> **Material supplied**:
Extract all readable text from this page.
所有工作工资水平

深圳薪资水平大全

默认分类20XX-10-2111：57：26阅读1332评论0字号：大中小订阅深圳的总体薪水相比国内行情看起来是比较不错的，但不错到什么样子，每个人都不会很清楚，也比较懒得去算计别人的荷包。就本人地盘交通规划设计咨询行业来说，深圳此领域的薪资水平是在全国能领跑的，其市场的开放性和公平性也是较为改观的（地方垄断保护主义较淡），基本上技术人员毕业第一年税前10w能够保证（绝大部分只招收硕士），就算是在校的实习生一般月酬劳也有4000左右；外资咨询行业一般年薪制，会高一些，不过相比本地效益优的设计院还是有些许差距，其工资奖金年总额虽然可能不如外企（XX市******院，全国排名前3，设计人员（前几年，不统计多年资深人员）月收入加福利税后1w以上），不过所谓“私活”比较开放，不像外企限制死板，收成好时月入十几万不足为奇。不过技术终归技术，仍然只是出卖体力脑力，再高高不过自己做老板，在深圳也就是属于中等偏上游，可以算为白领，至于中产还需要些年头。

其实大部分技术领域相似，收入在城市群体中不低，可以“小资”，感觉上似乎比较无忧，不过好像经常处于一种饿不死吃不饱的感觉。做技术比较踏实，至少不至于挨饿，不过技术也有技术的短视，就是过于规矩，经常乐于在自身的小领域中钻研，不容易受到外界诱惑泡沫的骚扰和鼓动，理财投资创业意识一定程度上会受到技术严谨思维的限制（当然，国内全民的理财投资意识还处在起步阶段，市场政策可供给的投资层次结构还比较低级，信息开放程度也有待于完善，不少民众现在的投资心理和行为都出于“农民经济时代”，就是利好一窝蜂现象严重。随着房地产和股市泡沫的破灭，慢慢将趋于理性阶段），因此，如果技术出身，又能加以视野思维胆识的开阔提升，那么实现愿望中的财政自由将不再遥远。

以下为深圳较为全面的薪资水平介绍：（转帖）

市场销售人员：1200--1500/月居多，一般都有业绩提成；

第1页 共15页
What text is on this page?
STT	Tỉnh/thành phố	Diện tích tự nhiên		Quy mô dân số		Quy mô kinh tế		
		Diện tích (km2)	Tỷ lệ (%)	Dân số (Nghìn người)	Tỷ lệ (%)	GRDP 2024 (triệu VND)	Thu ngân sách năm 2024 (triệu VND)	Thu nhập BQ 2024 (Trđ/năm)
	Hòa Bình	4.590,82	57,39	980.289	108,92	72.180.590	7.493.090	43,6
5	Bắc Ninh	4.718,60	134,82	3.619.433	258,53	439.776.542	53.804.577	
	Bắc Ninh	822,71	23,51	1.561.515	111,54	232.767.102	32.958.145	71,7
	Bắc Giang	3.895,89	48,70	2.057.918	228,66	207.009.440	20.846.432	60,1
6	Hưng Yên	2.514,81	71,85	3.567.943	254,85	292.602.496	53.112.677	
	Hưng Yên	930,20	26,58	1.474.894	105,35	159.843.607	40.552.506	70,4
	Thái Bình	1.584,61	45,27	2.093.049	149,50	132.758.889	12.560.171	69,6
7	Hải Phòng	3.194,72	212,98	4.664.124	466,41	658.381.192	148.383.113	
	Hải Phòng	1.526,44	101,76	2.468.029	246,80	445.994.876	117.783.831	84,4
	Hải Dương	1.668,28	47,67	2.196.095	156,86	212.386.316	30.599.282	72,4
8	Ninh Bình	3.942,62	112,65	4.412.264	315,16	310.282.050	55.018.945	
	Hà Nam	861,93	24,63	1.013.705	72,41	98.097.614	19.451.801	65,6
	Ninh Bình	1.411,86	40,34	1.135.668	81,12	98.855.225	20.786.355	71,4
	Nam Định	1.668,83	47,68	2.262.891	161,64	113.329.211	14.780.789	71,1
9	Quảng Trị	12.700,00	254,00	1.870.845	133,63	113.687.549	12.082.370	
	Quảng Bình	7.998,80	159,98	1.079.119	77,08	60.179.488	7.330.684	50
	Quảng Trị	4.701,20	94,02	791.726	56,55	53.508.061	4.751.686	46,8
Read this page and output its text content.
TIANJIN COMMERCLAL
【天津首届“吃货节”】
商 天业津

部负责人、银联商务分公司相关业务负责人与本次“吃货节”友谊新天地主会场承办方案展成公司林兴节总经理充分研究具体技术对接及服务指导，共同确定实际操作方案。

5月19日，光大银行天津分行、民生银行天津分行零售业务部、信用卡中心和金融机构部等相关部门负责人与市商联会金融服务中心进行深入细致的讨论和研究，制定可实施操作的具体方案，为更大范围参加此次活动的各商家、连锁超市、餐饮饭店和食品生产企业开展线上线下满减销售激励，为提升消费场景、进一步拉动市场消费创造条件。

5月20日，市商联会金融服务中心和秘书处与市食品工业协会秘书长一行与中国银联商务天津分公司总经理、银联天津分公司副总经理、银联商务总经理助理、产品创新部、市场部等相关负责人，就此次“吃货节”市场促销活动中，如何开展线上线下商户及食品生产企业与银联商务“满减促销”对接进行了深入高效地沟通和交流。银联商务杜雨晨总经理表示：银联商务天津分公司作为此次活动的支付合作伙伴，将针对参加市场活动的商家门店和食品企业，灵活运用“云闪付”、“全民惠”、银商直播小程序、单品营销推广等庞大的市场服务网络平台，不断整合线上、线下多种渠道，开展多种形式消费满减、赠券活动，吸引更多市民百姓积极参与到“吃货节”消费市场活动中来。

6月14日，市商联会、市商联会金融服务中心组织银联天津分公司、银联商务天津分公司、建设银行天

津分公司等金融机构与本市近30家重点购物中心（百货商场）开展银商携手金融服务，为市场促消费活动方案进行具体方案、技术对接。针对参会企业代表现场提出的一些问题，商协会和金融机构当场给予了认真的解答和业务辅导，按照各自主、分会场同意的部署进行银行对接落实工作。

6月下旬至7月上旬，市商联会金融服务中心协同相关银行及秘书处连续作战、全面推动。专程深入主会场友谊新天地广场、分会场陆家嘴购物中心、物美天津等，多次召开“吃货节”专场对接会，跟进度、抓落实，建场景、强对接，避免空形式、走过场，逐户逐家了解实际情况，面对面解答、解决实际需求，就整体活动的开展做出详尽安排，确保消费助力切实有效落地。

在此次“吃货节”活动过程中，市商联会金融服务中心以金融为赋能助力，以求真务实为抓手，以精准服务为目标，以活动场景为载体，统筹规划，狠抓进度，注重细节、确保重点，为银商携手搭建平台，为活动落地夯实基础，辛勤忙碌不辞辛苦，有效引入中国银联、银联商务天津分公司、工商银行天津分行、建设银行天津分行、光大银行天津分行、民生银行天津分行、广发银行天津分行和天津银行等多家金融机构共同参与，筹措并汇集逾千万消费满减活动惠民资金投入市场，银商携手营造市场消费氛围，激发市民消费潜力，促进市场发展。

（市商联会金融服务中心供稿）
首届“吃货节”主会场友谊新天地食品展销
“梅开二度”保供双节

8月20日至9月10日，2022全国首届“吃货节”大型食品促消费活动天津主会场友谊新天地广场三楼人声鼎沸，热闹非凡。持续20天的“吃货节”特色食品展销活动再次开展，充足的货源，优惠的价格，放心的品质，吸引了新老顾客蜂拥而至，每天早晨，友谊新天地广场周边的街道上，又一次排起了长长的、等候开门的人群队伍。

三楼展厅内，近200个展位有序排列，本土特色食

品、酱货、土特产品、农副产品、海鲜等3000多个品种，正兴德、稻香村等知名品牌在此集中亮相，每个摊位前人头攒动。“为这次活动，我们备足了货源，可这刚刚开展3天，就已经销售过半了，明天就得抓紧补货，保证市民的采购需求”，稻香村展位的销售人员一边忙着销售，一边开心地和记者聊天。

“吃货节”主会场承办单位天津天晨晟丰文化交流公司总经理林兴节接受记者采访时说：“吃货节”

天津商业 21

> **Exercise brief**: All entries must be repeated verbatim.

> **Problem solution**:
Extract all readable text from this page.
所有工作工资水平

深圳薪资水平大全

默认分类20XX-10-2111：57：26阅读1332评论0字号：大中小订阅深圳的总体薪水相比国内行情看起来是比较不错的，但不错到什么样子，每个人都不会很清楚，也比较懒得去算计别人的荷包。就本人地盘交通规划设计咨询行业来说，深圳此领域的薪资水平是在全国能领跑的，其市场的开放性和公平性也是较为改观的（地方垄断保护主义较淡），基本上技术人员毕业第一年税前10w能够保证（绝大部分只招收硕士），就算是在校的实习生一般月酬劳也有4000左右；外资咨询行业一般年薪制，会高一些，不过相比本地效益优的设计院还是有些许差距，其工资奖金年总额虽然可能不如外企（XX市******院，全国排名前3，设计人员（前几年，不统计多年资深人员）月收入加福利税后1w以上），不过所谓“私活”比较开放，不像外企限制死板，收成好时月入十几万不足为奇。不过技术终归技术，仍然只是出卖体力脑力，再高高不过自己做老板，在深圳也就是属于中等偏上游，可以算为白领，至于中产还需要些年头。

其实大部分技术领域相似，收入在城市群体中不低，可以“小资”，感觉上似乎比较无忧，不过好像经常处于一种饿不死吃不饱的感觉。做技术比较踏实，至少不至于挨饿，不过技术也有技术的短视，就是过于规矩，经常乐于在自身的小领域中钻研，不容易受到外界诱惑泡沫的骚扰和鼓动，理财投资创业意识一定程度上会受到技术严谨思维的限制（当然，国内全民的理财投资意识还处在起步阶段，市场政策可供给的投资层次结构还比较低级，信息开放程度也有待于完善，不少民众现在的投资心理和行为都出于“农民经济时代”，就是利好一窝蜂现象严重。随着房地产和股市泡沫的破灭，慢慢将趋于理性阶段），因此，如果技术出身，又能加以视野思维胆识的开阔提升，那么实现愿望中的财政自由将不再遥远。

以下为深圳较为全面的薪资水平介绍：（转帖）

市场销售人员：1200--1500/月居多，一般都有业绩提成；

第1页 共15页
What text is on this page?
STT	Tỉnh/thành phố	Diện tích tự nhiên		Quy mô dân số		Quy mô kinh tế		
		Diện tích (km2)	Tỷ lệ (%)	Dân số (Nghìn người)	Tỷ lệ (%)	GRDP 2024 (triệu VND)	Thu ngân sách năm 2024 (triệu VND)	Thu nhập BQ 2024 (Trđ/năm)
	Hòa Bình	4.590,82	57,39	980.289	108,92	72.180.590	7.493.090	43,6
5	Bắc Ninh	4.718,60	134,82	3.619.433	258,53	439.776.542	53.804.577	
	Bắc Ninh	822,71	23,51	1.561.515	111,54	232.767.102	32.958.145	71,7
	Bắc Giang	3.895,89	48,70	2.057.918	228,66	207.009.440	20.846.432	60,1
6	Hưng Yên	2.514,81	71,85	3.567.943	254,85	292.602.496	53.112.677	
	Hưng Yên	930,20	26,58	1.474.894	105,35	159.843.607	40.552.506	70,4
	Thái Bình	1.584,61	45,27	2.093.049	149,50	132.758.889	12.560.171	69,6
7	Hải Phòng	3.194,72	212,98	4.664.124	466,41	658.381.192	148.383.113	
	Hải Phòng	1.526,44	101,76	2.468.029	246,80	445.994.876	117.783.831	84,4
	Hải Dương	1.668,28	47,67	2.196.095	156,86	212.386.316	30.599.282	72,4
8	Ninh Bình	3.942,62	112,65	4.412.264	315,16	310.282.050	55.018.945	
	Hà Nam	861,93	24,63	1.013.705	72,41	98.097.614	19.451.801	65,6
	Ninh Bình	1.411,86	40,34	1.135.668	81,12	98.855.225	20.786.355	71,4
	Nam Định	1.668,83	47,68	2.262.891	161,64	113.329.211	14.780.789	71,1
9	Quảng Trị	12.700,00	254,00	1.870.845	133,63	113.687.549	12.082.370	
	Quảng Bình	7.998,80	159,98	1.079.119	77,08	60.179.488	7.330.684	50
	Quảng Trị	4.701,20	94,02	791.726	56,55	53.508.061	4.751.686	46,8
Read this page and output its text content.
TIANJIN COMMERCLAL
【天津首届“吃货节”】
商 天业津

部负责人、银联商务分公司相关业务负责人与本次“吃货节”友谊新天地主会场承办方案展成公司林兴节总经理充分研究具体技术对接及服务指导，共同确定实际操作方案。

5月19日，光大银行天津分行、民生银行天津分行零售业务部、信用卡中心和金融机构部等相关部门负责人与市商联会金融服务中心进行深入细致的讨论和研究，制定可实施操作的具体方案，为更大范围参加此次活动的各商家、连锁超市、餐饮饭店和食品生产企业开展线上线下满减销售激励，为提升消费场景、进一步拉动市场消费创造条件。

5月20日，市商联会金融服务中心和秘书处与市食品工业协会秘书长一行与中国银联商务天津分公司总经理、银联天津分公司副总经理、银联商务总经理助理、产品创新部、市场部等相关负责人，就此次“吃货节”市场促销活动中，如何开展线上线下商户及食品生产企业与银联商务“满减促销”对接进行了深入高效地沟通和交流。银联商务杜雨晨总经理表示：银联商务天津分公司作为此次活动的支付合作伙伴，将针对参加市场活动的商家门店和食品企业，灵活运用“云闪付”、“全民惠”、银商直播小程序、单品营销推广等庞大的市场服务网络平台，不断整合线上、线下多种渠道，开展多种形式消费满减、赠券活动，吸引更多市民百姓积极参与到“吃货节”消费市场活动中来。

6月14日，市商联会、市商联会金融服务中心组织银联天津分公司、银联商务天津分公司、建设银行天

津分公司等金融机构与本市近30家重点购物中心（百货商场）开展银商携手金融服务，为市场促消费活动方案进行具体方案、技术对接。针对参会企业代表现场提出的一些问题，商协会和金融机构当场给予了认真的解答和业务辅导，按照各自主、分会场同意的部署进行银行对接落实工作。

6月下旬至7月上旬，市商联会金融服务中心协同相关银行及秘书处连续作战、全面推动。专程深入主会场友谊新天地广场、分会场陆家嘴购物中心、物美天津等，多次召开“吃货节”专场对接会，跟进度、抓落实，建场景、强对接，避免空形式、走过场，逐户逐家了解实际情况，面对面解答、解决实际需求，就整体活动的开展做出详尽安排，确保消费助力切实有效落地。

在此次“吃货节”活动过程中，市商联会金融服务中心以金融为赋能助力，以求真务实为抓手，以精准服务为目标，以活动场景为载体，统筹规划，狠抓进度，注重细节、确保重点，为银商携手搭建平台，为活动落地夯实基础，辛勤忙碌不辞辛苦，有效引入中国银联、银联商务天津分公司、工商银行天津分行、建设银行天津分行、光大银行天津分行、民生银行天津分行、广发银行天津分行和天津银行等多家金融机构共同参与，筹措并汇集逾千万消费满减活动惠民资金投入市场，银商携手营造市场消费氛围，激发市民消费潜力，促进市场发展。

（市商联会金融服务中心供稿）
首届“吃货节”主会场友谊新天地食品展销
“梅开二度”保供双节

8月20日至9月10日，2022全国首届“吃货节”大型食品促消费活动天津主会场友谊新天地广场三楼人声鼎沸，热闹非凡。持续20天的“吃货节”特色食品展销活动再次开展，充足的货源，优惠的价格，放心的品质，吸引了新老顾客蜂拥而至，每天早晨，友谊新天地广场周边的街道上，又一次排起了长长的、等候开门的人群队伍。

三楼展厅内，近200个展位有序排列，本土特色食

品、酱货、土特产品、农副产品、海鲜等3000多个品种，正兴德、稻香村等知名品牌在此集中亮相，每个摊位前人头攒动。“为这次活动，我们备足了货源，可这刚刚开展3天，就已经销售过半了，明天就得抓紧补货，保证市民的采购需求”，稻香村展位的销售人员一边忙着销售，一边开心地和记者聊天。

“吃货节”主会场承办单位天津天晨晟丰文化交流公司总经理林兴节接受记者采访时说：“吃货节”

天津商业 21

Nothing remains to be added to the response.